**Task to complete**: Pull out every line containing the string "only".

-- start of Data shown --

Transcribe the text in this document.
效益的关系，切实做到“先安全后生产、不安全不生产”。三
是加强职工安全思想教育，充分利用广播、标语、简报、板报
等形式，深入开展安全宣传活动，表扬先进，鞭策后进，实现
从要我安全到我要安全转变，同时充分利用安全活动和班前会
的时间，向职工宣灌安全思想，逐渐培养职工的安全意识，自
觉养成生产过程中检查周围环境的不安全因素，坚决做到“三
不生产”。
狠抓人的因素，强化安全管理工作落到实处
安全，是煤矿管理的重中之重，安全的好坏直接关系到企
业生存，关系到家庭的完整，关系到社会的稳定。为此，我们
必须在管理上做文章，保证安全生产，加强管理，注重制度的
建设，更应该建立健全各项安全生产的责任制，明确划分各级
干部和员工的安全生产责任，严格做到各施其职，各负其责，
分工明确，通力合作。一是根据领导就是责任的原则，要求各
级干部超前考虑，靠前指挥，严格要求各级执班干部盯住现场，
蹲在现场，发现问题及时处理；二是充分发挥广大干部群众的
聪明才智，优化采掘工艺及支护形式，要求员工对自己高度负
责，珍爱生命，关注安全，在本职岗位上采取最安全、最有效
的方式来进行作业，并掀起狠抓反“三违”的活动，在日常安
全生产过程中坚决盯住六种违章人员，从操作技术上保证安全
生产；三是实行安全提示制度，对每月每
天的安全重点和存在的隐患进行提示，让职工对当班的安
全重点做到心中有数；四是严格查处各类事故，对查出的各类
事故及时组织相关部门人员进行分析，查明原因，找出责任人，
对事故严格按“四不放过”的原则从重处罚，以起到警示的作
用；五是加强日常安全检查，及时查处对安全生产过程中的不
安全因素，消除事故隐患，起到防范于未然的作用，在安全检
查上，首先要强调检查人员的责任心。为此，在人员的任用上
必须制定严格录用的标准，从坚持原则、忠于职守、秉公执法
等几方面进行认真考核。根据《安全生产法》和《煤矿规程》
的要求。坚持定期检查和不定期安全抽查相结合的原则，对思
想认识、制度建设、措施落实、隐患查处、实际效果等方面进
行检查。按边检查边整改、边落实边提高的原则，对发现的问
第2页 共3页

-- end of Data shown --
-- start of Data shown --

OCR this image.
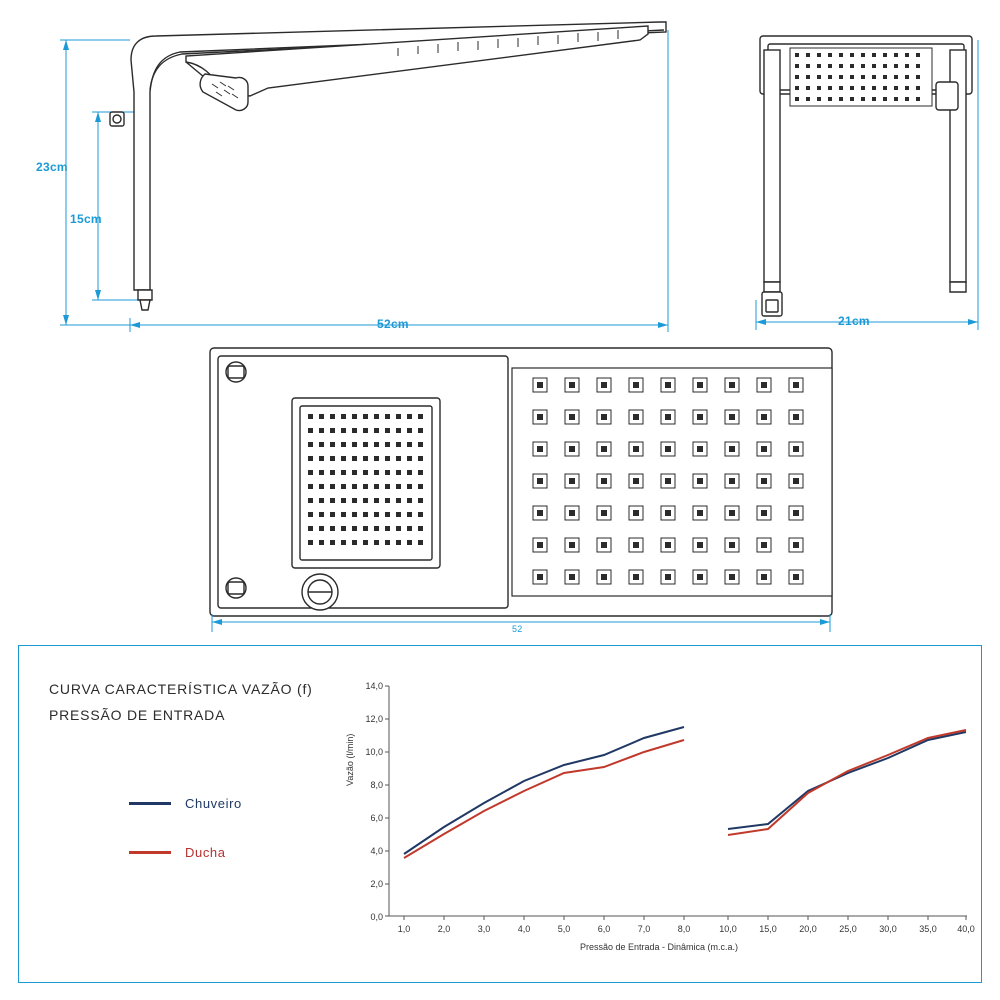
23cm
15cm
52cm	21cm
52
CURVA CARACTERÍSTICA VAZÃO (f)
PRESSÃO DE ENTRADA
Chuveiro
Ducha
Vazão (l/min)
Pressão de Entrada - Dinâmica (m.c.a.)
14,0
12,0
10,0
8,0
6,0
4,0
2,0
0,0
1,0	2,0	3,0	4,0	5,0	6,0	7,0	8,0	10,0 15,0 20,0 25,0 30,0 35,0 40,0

-- end of Data shown --
-- start of Data shown --

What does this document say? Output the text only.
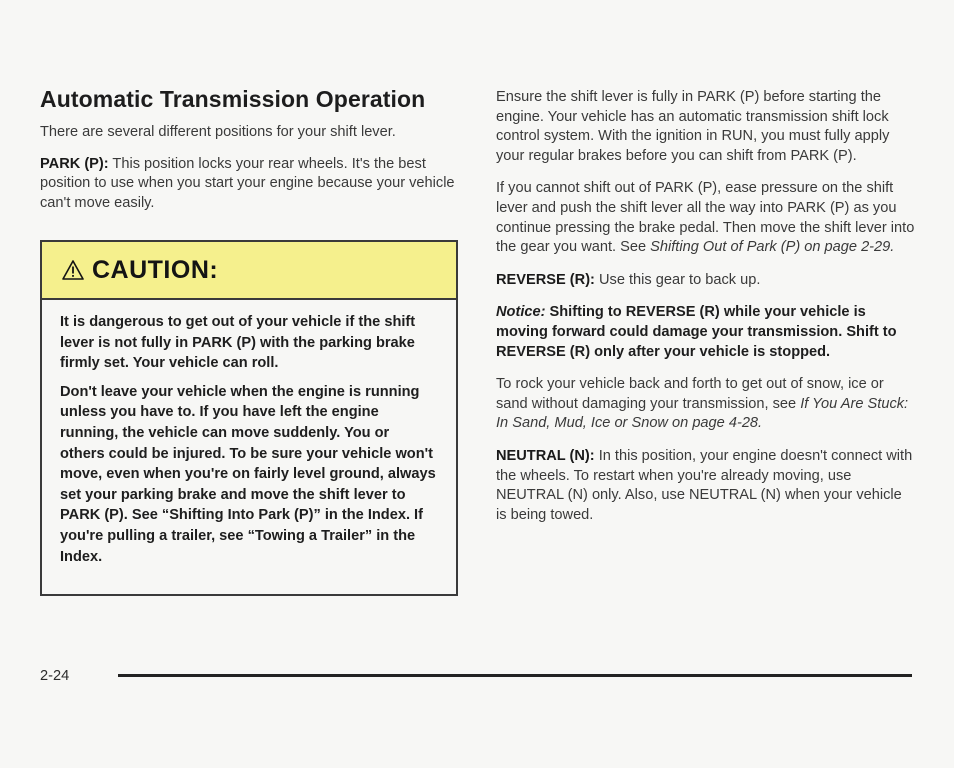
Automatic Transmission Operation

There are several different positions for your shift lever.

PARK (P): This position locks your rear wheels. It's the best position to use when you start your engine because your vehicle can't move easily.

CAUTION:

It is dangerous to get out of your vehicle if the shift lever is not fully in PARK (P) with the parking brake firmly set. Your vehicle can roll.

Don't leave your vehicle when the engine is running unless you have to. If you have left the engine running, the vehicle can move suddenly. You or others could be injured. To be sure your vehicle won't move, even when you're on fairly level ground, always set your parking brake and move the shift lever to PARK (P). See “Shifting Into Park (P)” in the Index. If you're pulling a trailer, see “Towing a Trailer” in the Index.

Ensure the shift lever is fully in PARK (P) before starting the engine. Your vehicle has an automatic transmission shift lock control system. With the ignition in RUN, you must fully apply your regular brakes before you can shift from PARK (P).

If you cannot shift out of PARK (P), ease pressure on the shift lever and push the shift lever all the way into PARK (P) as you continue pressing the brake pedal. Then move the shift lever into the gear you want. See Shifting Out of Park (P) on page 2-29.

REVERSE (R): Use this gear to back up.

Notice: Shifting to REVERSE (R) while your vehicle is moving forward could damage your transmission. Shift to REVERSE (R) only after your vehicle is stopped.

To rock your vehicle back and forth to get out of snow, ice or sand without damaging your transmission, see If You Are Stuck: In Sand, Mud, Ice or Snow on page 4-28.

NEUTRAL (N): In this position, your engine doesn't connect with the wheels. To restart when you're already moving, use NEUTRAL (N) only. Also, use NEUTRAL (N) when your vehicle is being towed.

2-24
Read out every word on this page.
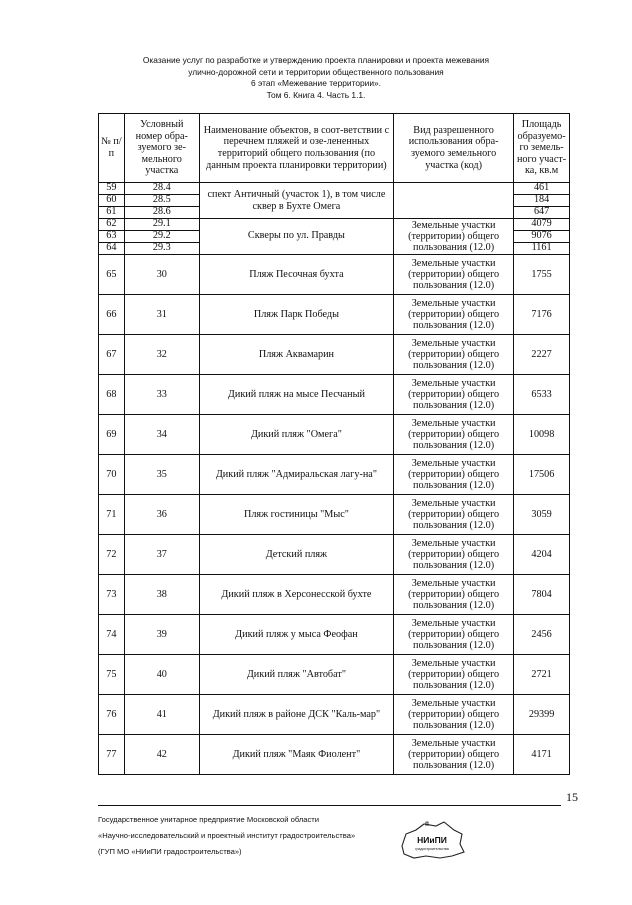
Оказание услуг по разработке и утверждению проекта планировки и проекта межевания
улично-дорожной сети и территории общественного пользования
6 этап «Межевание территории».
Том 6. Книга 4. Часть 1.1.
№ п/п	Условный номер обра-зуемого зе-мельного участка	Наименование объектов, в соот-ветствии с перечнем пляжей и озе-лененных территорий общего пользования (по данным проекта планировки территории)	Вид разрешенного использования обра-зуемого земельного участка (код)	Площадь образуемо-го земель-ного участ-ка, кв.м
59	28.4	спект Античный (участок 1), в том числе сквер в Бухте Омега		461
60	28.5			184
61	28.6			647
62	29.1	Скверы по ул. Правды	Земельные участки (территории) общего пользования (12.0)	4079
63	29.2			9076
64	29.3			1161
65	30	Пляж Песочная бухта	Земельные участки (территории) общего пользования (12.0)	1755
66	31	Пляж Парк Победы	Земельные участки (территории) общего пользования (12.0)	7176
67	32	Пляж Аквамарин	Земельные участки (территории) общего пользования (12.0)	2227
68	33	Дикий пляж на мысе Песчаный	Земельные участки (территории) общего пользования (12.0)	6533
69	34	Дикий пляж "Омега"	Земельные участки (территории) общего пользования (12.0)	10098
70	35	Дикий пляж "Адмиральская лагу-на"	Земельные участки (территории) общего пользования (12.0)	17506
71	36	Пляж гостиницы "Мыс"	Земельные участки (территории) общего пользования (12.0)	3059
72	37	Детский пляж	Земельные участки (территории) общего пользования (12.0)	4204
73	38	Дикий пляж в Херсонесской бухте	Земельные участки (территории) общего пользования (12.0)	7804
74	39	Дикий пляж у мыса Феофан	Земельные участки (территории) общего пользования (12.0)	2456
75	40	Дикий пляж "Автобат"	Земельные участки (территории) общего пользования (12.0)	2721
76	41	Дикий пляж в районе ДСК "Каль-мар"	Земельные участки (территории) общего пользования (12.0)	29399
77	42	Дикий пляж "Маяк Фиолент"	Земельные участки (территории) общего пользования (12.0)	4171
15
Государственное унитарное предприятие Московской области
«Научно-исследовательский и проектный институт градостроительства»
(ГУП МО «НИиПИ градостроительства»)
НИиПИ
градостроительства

-- end of Data shown --

**Task solution**:
What does this document say? Output the text only.
Notice: Shifting to REVERSE (R) while your vehicle is moving forward could damage your transmission. Shift to REVERSE (R) only after your vehicle is stopped.
NEUTRAL (N): In this position, your engine doesn't connect with the wheels. To restart when you're already moving, use NEUTRAL (N) only. Also, use NEUTRAL (N) when your vehicle is being towed.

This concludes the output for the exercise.